**Written exercise:** Send each entry back exactly as given, pictures excluded.

**Stored items:**
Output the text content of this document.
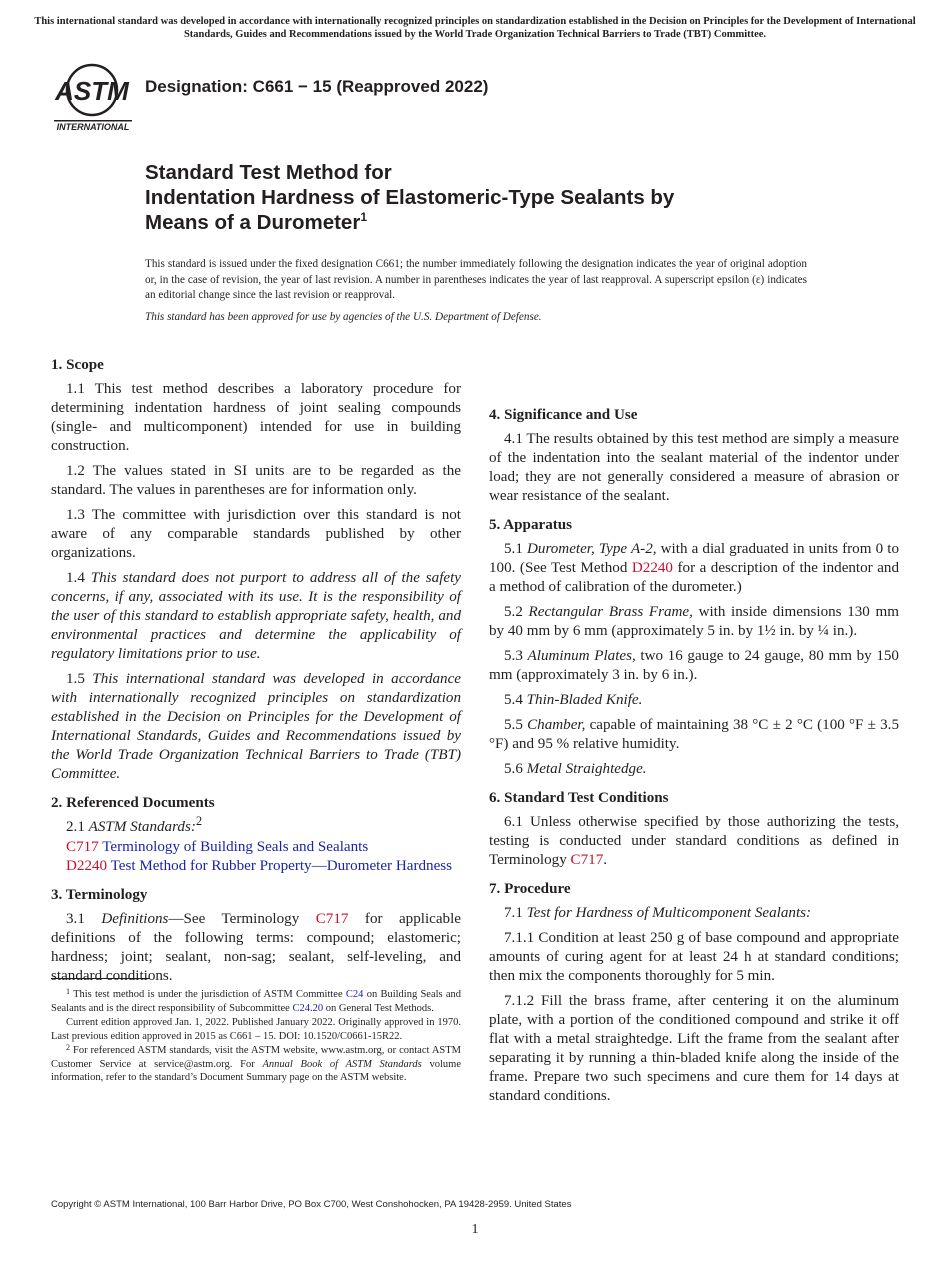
This international standard was developed in accordance with internationally recognized principles on standardization established in the Decision on Principles for the Development of International Standards, Guides and Recommendations issued by the World Trade Organization Technical Barriers to Trade (TBT) Committee.
ASTM
INTERNATIONAL
Designation: C661 − 15 (Reapproved 2022)
Standard Test Method for
Indentation Hardness of Elastomeric-Type Sealants by
Means of a Durometer$^1$
This standard is issued under the fixed designation C661; the number immediately following the designation indicates the year of original adoption or, in the case of revision, the year of last revision. A number in parentheses indicates the year of last reapproval. A superscript epsilon (ε) indicates an editorial change since the last revision or reapproval.
This standard has been approved for use by agencies of the U.S. Department of Defense.
1. Scope

1.1 This test method describes a laboratory procedure for determining indentation hardness of joint sealing compounds (single- and multicomponent) intended for use in building construction.

1.2 The values stated in SI units are to be regarded as the standard. The values in parentheses are for information only.

1.3 The committee with jurisdiction over this standard is not aware of any comparable standards published by other organizations.

1.4 This standard does not purport to address all of the safety concerns, if any, associated with its use. It is the responsibility of the user of this standard to establish appropriate safety, health, and environmental practices and determine the applicability of regulatory limitations prior to use.

1.5 This international standard was developed in accordance with internationally recognized principles on standardization established in the Decision on Principles for the Development of International Standards, Guides and Recommendations issued by the World Trade Organization Technical Barriers to Trade (TBT) Committee.

2. Referenced Documents

2.1 ASTM Standards:$^2$

C717 Terminology of Building Seals and Sealants

D2240 Test Method for Rubber Property—Durometer Hardness

3. Terminology

3.1 Definitions—See Terminology C717 for applicable definitions of the following terms: compound; elastomeric; hardness; joint; sealant, non-sag; sealant, self-leveling, and standard conditions.

4. Significance and Use

4.1 The results obtained by this test method are simply a measure of the indentation into the sealant material of the indentor under load; they are not generally considered a measure of abrasion or wear resistance of the sealant.

5. Apparatus

5.1 Durometer, Type A-2, with a dial graduated in units from 0 to 100. (See Test Method D2240 for a description of the indentor and a method of calibration of the durometer.)

5.2 Rectangular Brass Frame, with inside dimensions 130 mm by 40 mm by 6 mm (approximately 5 in. by 1½ in. by ¼ in.).

5.3 Aluminum Plates, two 16 gauge to 24 gauge, 80 mm by 150 mm (approximately 3 in. by 6 in.).

5.4 Thin-Bladed Knife.

5.5 Chamber, capable of maintaining 38 °C ± 2 °C (100 °F ± 3.5 °F) and 95 % relative humidity.

5.6 Metal Straightedge.

6. Standard Test Conditions

6.1 Unless otherwise specified by those authorizing the tests, testing is conducted under standard conditions as defined in Terminology C717.

7. Procedure

7.1 Test for Hardness of Multicomponent Sealants:

7.1.1 Condition at least 250 g of base compound and appropriate amounts of curing agent for at least 24 h at standard conditions; then mix the components thoroughly for 5 min.

7.1.2 Fill the brass frame, after centering it on the aluminum plate, with a portion of the conditioned compound and strike it off flat with a metal straightedge. Lift the frame from the sealant after separating it by running a thin-bladed knife along the inside of the frame. Prepare two such specimens and cure them for 14 days at standard conditions.

$^1$ This test method is under the jurisdiction of ASTM Committee C24 on Building Seals and Sealants and is the direct responsibility of Subcommittee C24.20 on General Test Methods.

Current edition approved Jan. 1, 2022. Published January 2022. Originally approved in 1970. Last previous edition approved in 2015 as C661 – 15. DOI: 10.1520/C0661-15R22.

$^2$ For referenced ASTM standards, visit the ASTM website, www.astm.org, or contact ASTM Customer Service at service@astm.org. For Annual Book of ASTM Standards volume information, refer to the standard’s Document Summary page on the ASTM website.

Copyright © ASTM International, 100 Barr Harbor Drive, PO Box C700, West Conshohocken, PA 19428-2959. United States
1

**Expected answer:**
Output the text content of this document.
This international standard was developed in accordance with internationally recognized principles on standardization established in the Decision on Principles for the Development of International Standards, Guides and Recommendations issued by the World Trade Organization Technical Barriers to Trade (TBT) Committee.
ASTM
INTERNATIONAL
Designation: C661 − 15 (Reapproved 2022)
Standard Test Method for
Indentation Hardness of Elastomeric-Type Sealants by
Means of a Durometer$^1$
This standard is issued under the fixed designation C661; the number immediately following the designation indicates the year of original adoption or, in the case of revision, the year of last revision. A number in parentheses indicates the year of last reapproval. A superscript epsilon (ε) indicates an editorial change since the last revision or reapproval.
This standard has been approved for use by agencies of the U.S. Department of Defense.
1. Scope

1.1 This test method describes a laboratory procedure for determining indentation hardness of joint sealing compounds (single- and multicomponent) intended for use in building construction.

1.2 The values stated in SI units are to be regarded as the standard. The values in parentheses are for information only.

1.3 The committee with jurisdiction over this standard is not aware of any comparable standards published by other organizations.

1.4 This standard does not purport to address all of the safety concerns, if any, associated with its use. It is the responsibility of the user of this standard to establish appropriate safety, health, and environmental practices and determine the applicability of regulatory limitations prior to use.

1.5 This international standard was developed in accordance with internationally recognized principles on standardization established in the Decision on Principles for the Development of International Standards, Guides and Recommendations issued by the World Trade Organization Technical Barriers to Trade (TBT) Committee.

2. Referenced Documents

2.1 ASTM Standards:$^2$

C717 Terminology of Building Seals and Sealants

D2240 Test Method for Rubber Property—Durometer Hardness

3. Terminology

3.1 Definitions—See Terminology C717 for applicable definitions of the following terms: compound; elastomeric; hardness; joint; sealant, non-sag; sealant, self-leveling, and standard conditions.

4. Significance and Use

4.1 The results obtained by this test method are simply a measure of the indentation into the sealant material of the indentor under load; they are not generally considered a measure of abrasion or wear resistance of the sealant.

5. Apparatus

5.1 Durometer, Type A-2, with a dial graduated in units from 0 to 100. (See Test Method D2240 for a description of the indentor and a method of calibration of the durometer.)

5.2 Rectangular Brass Frame, with inside dimensions 130 mm by 40 mm by 6 mm (approximately 5 in. by 1½ in. by ¼ in.).

5.3 Aluminum Plates, two 16 gauge to 24 gauge, 80 mm by 150 mm (approximately 3 in. by 6 in.).

5.4 Thin-Bladed Knife.

5.5 Chamber, capable of maintaining 38 °C ± 2 °C (100 °F ± 3.5 °F) and 95 % relative humidity.

5.6 Metal Straightedge.

6. Standard Test Conditions

6.1 Unless otherwise specified by those authorizing the tests, testing is conducted under standard conditions as defined in Terminology C717.

7. Procedure

7.1 Test for Hardness of Multicomponent Sealants:

7.1.1 Condition at least 250 g of base compound and appropriate amounts of curing agent for at least 24 h at standard conditions; then mix the components thoroughly for 5 min.

7.1.2 Fill the brass frame, after centering it on the aluminum plate, with a portion of the conditioned compound and strike it off flat with a metal straightedge. Lift the frame from the sealant after separating it by running a thin-bladed knife along the inside of the frame. Prepare two such specimens and cure them for 14 days at standard conditions.

$^1$ This test method is under the jurisdiction of ASTM Committee C24 on Building Seals and Sealants and is the direct responsibility of Subcommittee C24.20 on General Test Methods.

Current edition approved Jan. 1, 2022. Published January 2022. Originally approved in 1970. Last previous edition approved in 2015 as C661 – 15. DOI: 10.1520/C0661-15R22.

$^2$ For referenced ASTM standards, visit the ASTM website, www.astm.org, or contact ASTM Customer Service at service@astm.org. For Annual Book of ASTM Standards volume information, refer to the standard’s Document Summary page on the ASTM website.

Copyright © ASTM International, 100 Barr Harbor Drive, PO Box C700, West Conshohocken, PA 19428-2959. United States
1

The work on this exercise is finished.